■ Aim: Give the entries again exactly, every one of them.

___

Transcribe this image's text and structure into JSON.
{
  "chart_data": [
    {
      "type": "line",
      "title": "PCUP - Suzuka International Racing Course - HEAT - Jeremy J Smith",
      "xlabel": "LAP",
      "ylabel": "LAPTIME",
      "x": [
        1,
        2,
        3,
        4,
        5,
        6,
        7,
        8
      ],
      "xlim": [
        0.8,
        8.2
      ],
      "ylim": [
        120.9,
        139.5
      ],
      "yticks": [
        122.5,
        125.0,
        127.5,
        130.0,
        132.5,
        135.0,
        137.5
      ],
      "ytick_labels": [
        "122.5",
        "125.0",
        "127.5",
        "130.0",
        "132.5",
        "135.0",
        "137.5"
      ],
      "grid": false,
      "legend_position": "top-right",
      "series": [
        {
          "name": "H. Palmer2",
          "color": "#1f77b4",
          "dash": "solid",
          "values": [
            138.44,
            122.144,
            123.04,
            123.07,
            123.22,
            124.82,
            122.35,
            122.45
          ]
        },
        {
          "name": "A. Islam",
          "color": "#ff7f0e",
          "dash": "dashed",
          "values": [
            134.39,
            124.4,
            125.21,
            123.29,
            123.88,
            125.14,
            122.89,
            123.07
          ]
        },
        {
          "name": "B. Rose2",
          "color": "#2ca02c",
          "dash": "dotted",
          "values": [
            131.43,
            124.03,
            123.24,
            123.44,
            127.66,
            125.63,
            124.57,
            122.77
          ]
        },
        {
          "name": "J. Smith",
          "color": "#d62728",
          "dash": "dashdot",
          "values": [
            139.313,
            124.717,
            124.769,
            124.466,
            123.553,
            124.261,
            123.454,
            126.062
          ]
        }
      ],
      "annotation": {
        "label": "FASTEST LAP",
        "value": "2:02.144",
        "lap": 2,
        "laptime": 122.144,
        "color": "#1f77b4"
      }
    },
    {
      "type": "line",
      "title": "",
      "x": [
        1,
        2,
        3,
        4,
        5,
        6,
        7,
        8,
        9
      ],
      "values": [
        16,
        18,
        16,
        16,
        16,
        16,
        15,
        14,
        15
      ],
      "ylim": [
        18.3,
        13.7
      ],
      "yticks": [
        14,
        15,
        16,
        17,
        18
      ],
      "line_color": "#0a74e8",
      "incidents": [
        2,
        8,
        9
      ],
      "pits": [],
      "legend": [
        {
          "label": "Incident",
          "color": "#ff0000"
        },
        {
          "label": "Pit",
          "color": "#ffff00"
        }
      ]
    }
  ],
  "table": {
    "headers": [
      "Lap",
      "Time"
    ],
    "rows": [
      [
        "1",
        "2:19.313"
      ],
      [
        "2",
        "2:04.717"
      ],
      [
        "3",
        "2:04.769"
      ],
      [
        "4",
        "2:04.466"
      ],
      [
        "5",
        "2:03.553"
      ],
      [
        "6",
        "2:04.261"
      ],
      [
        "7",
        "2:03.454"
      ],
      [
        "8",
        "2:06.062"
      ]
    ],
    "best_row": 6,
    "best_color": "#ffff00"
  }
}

___

■ Written solution:
Transcribe this image's text and structure into JSON.
{
  "chart_data": [
    {
      "type": "line",
      "title": "PCUP - Suzuka International Racing Course - HEAT - Jeremy J Smith",
      "xlabel": "LAP",
      "ylabel": "LAPTIME",
      "x": [
        1,
        2,
        3,
        4,
        5,
        6,
        7,
        8
      ],
      "xlim": [
        0.8,
        8.2
      ],
      "ylim": [
        120.9,
        139.5
      ],
      "yticks": [
        122.5,
        125.0,
        127.5,
        130.0,
        132.5,
        135.0,
        137.5
      ],
      "ytick_labels": [
        "122.5",
        "125.0",
        "127.5",
        "130.0",
        "132.5",
        "135.0",
        "137.5"
      ],
      "grid": false,
      "legend_position": "top-right",
      "series": [
        {
          "name": "H. Palmer2",
          "color": "#1f77b4",
          "dash": "solid",
          "values": [
            138.44,
            122.144,
            123.04,
            123.07,
            123.22,
            124.82,
            122.35,
            122.45
          ]
        },
        {
          "name": "A. Islam",
          "color": "#ff7f0e",
          "dash": "dashed",
          "values": [
            134.39,
            124.4,
            125.21,
            123.29,
            123.88,
            125.14,
            122.89,
            123.07
          ]
        },
        {
          "name": "B. Rose2",
          "color": "#2ca02c",
          "dash": "dotted",
          "values": [
            131.43,
            124.03,
            123.24,
            123.44,
            127.66,
            125.63,
            124.57,
            122.77
          ]
        },
        {
          "name": "J. Smith",
          "color": "#d62728",
          "dash": "dashdot",
          "values": [
            139.313,
            124.717,
            124.769,
            124.466,
            123.553,
            124.261,
            123.454,
            126.062
          ]
        }
      ],
      "annotation": {
        "label": "FASTEST LAP",
        "value": "2:02.144",
        "lap": 2,
        "laptime": 122.144,
        "color": "#1f77b4"
      }
    },
    {
      "type": "line",
      "title": "",
      "x": [
        1,
        2,
        3,
        4,
        5,
        6,
        7,
        8,
        9
      ],
      "values": [
        16,
        18,
        16,
        16,
        16,
        16,
        15,
        14,
        15
      ],
      "ylim": [
        18.3,
        13.7
      ],
      "yticks": [
        14,
        15,
        16,
        17,
        18
      ],
      "line_color": "#0a74e8",
      "incidents": [
        2,
        8,
        9
      ],
      "pits": [],
      "legend": [
        {
          "label": "Incident",
          "color": "#ff0000"
        },
        {
          "label": "Pit",
          "color": "#ffff00"
        }
      ]
    }
  ],
  "table": {
    "headers": [
      "Lap",
      "Time"
    ],
    "rows": [
      [
        "1",
        "2:19.313"
      ],
      [
        "2",
        "2:04.717"
      ],
      [
        "3",
        "2:04.769"
      ],
      [
        "4",
        "2:04.466"
      ],
      [
        "5",
        "2:03.553"
      ],
      [
        "6",
        "2:04.261"
      ],
      [
        "7",
        "2:03.454"
      ],
      [
        "8",
        "2:06.062"
      ]
    ],
    "best_row": 6,
    "best_color": "#ffff00"
  }
}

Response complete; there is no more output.